━━ DATA TO USE ━━
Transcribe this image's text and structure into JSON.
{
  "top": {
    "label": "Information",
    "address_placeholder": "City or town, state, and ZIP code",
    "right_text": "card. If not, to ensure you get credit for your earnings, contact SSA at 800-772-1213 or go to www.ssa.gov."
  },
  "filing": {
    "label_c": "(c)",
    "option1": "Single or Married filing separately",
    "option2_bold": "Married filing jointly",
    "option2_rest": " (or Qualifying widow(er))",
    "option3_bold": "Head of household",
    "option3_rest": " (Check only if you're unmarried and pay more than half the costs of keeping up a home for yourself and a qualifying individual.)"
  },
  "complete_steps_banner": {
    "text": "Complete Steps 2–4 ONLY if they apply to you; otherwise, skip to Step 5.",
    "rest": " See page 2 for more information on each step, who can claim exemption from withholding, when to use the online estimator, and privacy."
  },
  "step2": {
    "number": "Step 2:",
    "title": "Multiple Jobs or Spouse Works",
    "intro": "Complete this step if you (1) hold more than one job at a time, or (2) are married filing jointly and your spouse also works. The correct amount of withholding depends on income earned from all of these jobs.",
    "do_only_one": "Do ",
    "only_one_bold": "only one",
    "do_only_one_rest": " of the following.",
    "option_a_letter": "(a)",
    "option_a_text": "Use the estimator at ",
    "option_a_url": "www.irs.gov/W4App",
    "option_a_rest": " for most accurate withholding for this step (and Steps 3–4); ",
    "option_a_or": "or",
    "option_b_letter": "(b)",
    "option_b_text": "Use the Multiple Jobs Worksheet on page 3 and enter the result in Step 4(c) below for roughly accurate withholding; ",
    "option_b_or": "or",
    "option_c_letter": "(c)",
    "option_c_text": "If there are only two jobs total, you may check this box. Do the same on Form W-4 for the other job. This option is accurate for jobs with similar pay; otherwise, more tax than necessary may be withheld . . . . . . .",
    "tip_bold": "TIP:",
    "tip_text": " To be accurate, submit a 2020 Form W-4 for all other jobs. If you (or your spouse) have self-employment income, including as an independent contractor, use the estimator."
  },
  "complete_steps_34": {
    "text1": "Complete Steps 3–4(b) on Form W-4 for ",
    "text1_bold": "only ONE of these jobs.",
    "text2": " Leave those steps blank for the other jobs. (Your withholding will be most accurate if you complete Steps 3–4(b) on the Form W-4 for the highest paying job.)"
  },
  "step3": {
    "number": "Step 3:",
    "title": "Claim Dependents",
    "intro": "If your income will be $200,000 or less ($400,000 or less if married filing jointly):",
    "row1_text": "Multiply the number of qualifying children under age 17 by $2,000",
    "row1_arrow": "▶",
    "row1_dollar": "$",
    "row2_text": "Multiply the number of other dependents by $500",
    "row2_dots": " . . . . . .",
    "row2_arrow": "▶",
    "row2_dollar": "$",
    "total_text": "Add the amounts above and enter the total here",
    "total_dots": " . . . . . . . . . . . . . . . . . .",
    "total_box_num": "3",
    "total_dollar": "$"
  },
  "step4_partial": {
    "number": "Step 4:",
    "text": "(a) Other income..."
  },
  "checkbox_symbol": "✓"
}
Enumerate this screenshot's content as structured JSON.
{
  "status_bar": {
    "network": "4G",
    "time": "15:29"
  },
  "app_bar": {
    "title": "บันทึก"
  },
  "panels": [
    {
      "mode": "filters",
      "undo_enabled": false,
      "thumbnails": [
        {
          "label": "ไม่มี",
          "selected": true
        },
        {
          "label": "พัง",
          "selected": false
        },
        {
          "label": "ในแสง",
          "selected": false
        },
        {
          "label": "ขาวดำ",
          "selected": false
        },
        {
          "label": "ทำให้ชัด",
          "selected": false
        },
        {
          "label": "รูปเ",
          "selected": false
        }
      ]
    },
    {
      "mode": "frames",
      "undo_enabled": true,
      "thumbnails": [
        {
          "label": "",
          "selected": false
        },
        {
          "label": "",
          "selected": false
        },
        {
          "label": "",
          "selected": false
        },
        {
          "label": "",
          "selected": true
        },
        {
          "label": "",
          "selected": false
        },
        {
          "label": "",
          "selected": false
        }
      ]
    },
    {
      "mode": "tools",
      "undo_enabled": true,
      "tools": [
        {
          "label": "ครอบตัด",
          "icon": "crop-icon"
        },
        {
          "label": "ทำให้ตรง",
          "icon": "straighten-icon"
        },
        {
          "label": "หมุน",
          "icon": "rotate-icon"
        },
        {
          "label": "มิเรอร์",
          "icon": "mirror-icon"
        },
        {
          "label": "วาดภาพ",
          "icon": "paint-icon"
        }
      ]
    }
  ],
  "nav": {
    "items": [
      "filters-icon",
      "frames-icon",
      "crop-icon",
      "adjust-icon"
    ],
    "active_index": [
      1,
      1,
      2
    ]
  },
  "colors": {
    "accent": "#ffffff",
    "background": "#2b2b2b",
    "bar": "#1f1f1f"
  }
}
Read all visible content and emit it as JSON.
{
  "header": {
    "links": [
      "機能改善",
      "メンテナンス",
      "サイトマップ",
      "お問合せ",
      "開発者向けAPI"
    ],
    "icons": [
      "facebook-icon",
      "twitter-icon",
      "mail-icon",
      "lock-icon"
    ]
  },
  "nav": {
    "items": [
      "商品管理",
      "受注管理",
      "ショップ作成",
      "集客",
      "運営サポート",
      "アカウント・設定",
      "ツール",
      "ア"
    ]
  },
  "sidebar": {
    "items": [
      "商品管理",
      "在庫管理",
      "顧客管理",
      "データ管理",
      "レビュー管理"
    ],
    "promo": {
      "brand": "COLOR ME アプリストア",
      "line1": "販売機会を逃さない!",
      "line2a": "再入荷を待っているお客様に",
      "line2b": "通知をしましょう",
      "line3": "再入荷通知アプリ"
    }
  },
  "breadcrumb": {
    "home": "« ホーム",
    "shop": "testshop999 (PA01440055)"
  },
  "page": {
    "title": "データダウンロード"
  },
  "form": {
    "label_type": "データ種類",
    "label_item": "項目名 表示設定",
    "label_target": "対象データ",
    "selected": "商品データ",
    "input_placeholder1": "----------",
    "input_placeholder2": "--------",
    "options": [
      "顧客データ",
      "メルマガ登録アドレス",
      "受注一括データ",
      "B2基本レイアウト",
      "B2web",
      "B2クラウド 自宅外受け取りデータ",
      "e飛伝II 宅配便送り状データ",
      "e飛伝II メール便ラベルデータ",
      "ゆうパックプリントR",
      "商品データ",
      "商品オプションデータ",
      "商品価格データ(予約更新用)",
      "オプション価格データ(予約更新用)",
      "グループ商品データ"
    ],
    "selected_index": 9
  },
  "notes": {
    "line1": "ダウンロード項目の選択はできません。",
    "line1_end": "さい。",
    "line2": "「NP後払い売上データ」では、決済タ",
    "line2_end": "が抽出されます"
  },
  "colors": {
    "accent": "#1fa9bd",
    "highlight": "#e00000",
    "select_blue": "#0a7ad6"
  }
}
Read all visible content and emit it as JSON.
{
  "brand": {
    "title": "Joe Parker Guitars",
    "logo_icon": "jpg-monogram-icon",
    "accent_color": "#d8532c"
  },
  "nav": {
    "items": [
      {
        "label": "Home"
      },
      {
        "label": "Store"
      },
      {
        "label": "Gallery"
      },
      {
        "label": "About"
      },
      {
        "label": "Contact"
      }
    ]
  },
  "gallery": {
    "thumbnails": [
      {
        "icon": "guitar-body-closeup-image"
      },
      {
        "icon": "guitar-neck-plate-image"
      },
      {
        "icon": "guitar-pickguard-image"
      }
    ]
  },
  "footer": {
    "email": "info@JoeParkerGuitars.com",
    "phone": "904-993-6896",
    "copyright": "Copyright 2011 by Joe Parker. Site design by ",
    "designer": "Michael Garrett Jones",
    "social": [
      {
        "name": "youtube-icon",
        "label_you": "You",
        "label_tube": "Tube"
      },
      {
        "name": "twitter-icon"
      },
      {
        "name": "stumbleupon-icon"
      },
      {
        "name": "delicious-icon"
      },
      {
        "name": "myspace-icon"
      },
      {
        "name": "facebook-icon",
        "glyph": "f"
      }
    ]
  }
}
━━━
• **TASK INSTRUCTIONS**: From the records above, pull out every line containing the word "most".

• **WRITTEN SOLUTION**:
    "option_a_rest": " for most accurate withholding for this step (and Steps 3–4); ",
    "text2": " Leave those steps blank for the other jobs. (Your withholding will be most accurate if you complete Steps 3–4(b) on the Form W-4 for the highest paying job.)"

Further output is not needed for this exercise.